** Start DATA **

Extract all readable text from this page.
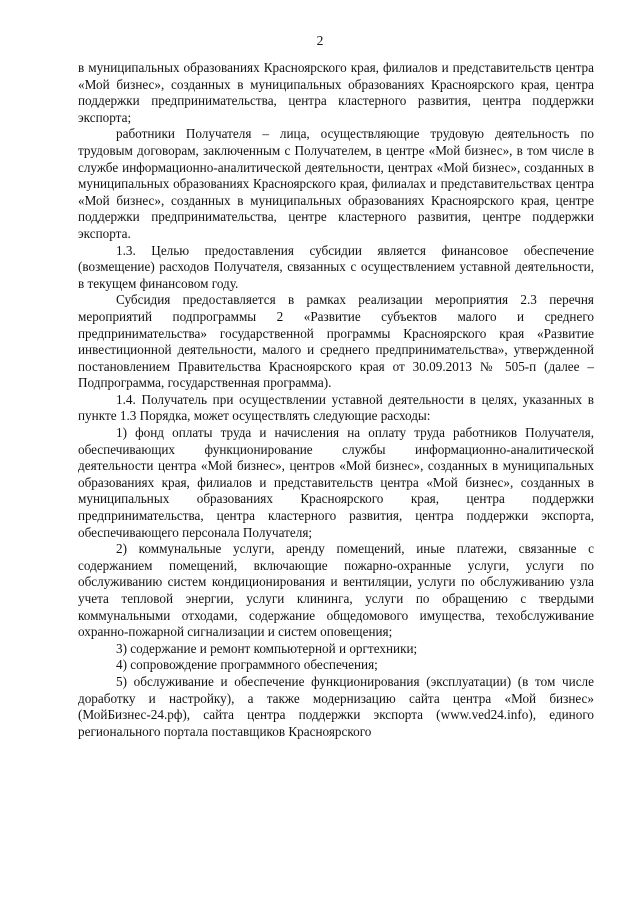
2

в муниципальных образованиях Красноярского края, филиалов и представительств центра «Мой бизнес», созданных в муниципальных образованиях Красноярского края, центра поддержки предпринимательства, центра кластерного развития, центра поддержки экспорта;

работники Получателя – лица, осуществляющие трудовую деятельность по трудовым договорам, заключенным с Получателем, в центре «Мой бизнес», в том числе в службе информационно-аналитической деятельности, центрах «Мой бизнес», созданных в муниципальных образованиях Красноярского края, филиалах и представительствах центра «Мой бизнес», созданных в муниципальных образованиях Красноярского края, центре поддержки предпринимательства, центре кластерного развития, центре поддержки экспорта.

1.3. Целью предоставления субсидии является финансовое обеспечение (возмещение) расходов Получателя, связанных с осуществлением уставной деятельности, в текущем финансовом году.

Субсидия предоставляется в рамках реализации мероприятия 2.3 перечня мероприятий подпрограммы 2 «Развитие субъектов малого и среднего предпринимательства» государственной программы Красноярского края «Развитие инвестиционной деятельности, малого и среднего предпринимательства», утвержденной постановлением Правительства Красноярского края от 30.09.2013 № 505-п (далее – Подпрограмма, государственная программа).

1.4. Получатель при осуществлении уставной деятельности в целях, указанных в пункте 1.3 Порядка, может осуществлять следующие расходы:

1) фонд оплаты труда и начисления на оплату труда работников Получателя, обеспечивающих функционирование службы информационно-аналитической деятельности центра «Мой бизнес», центров «Мой бизнес», созданных в муниципальных образованиях края, филиалов и представительств центра «Мой бизнес», созданных в муниципальных образованиях Красноярского края, центра поддержки предпринимательства, центра кластерного развития, центра поддержки экспорта, обеспечивающего персонала Получателя;

2) коммунальные услуги, аренду помещений, иные платежи, связанные с содержанием помещений, включающие пожарно-охранные услуги, услуги по обслуживанию систем кондиционирования и вентиляции, услуги по обслуживанию узла учета тепловой энергии, услуги клининга, услуги по обращению с твердыми коммунальными отходами, содержание общедомового имущества, техобслуживание охранно-пожарной сигнализации и систем оповещения;

3) содержание и ремонт компьютерной и оргтехники;

4) сопровождение программного обеспечения;

5) обслуживание и обеспечение функционирования (эксплуатации) (в том числе доработку и настройку), а также модернизацию сайта центра «Мой бизнес» (МойБизнес-24.рф), сайта центра поддержки экспорта (www.ved24.info), единого регионального портала поставщиков Красноярского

** End DATA **

§ PROBLEM DESCRIPTION
All of the material above needs to be restated exactly, with no pictures.

§ THE SOLUTION
Extract all readable text from this page.
2

в муниципальных образованиях Красноярского края, филиалов и представительств центра «Мой бизнес», созданных в муниципальных образованиях Красноярского края, центра поддержки предпринимательства, центра кластерного развития, центра поддержки экспорта;

работники Получателя – лица, осуществляющие трудовую деятельность по трудовым договорам, заключенным с Получателем, в центре «Мой бизнес», в том числе в службе информационно-аналитической деятельности, центрах «Мой бизнес», созданных в муниципальных образованиях Красноярского края, филиалах и представительствах центра «Мой бизнес», созданных в муниципальных образованиях Красноярского края, центре поддержки предпринимательства, центре кластерного развития, центре поддержки экспорта.

1.3. Целью предоставления субсидии является финансовое обеспечение (возмещение) расходов Получателя, связанных с осуществлением уставной деятельности, в текущем финансовом году.

Субсидия предоставляется в рамках реализации мероприятия 2.3 перечня мероприятий подпрограммы 2 «Развитие субъектов малого и среднего предпринимательства» государственной программы Красноярского края «Развитие инвестиционной деятельности, малого и среднего предпринимательства», утвержденной постановлением Правительства Красноярского края от 30.09.2013 № 505-п (далее – Подпрограмма, государственная программа).

1.4. Получатель при осуществлении уставной деятельности в целях, указанных в пункте 1.3 Порядка, может осуществлять следующие расходы:

1) фонд оплаты труда и начисления на оплату труда работников Получателя, обеспечивающих функционирование службы информационно-аналитической деятельности центра «Мой бизнес», центров «Мой бизнес», созданных в муниципальных образованиях края, филиалов и представительств центра «Мой бизнес», созданных в муниципальных образованиях Красноярского края, центра поддержки предпринимательства, центра кластерного развития, центра поддержки экспорта, обеспечивающего персонала Получателя;

2) коммунальные услуги, аренду помещений, иные платежи, связанные с содержанием помещений, включающие пожарно-охранные услуги, услуги по обслуживанию систем кондиционирования и вентиляции, услуги по обслуживанию узла учета тепловой энергии, услуги клининга, услуги по обращению с твердыми коммунальными отходами, содержание общедомового имущества, техобслуживание охранно-пожарной сигнализации и систем оповещения;

3) содержание и ремонт компьютерной и оргтехники;

4) сопровождение программного обеспечения;

5) обслуживание и обеспечение функционирования (эксплуатации) (в том числе доработку и настройку), а также модернизацию сайта центра «Мой бизнес» (МойБизнес-24.рф), сайта центра поддержки экспорта (www.ved24.info), единого регионального портала поставщиков Красноярского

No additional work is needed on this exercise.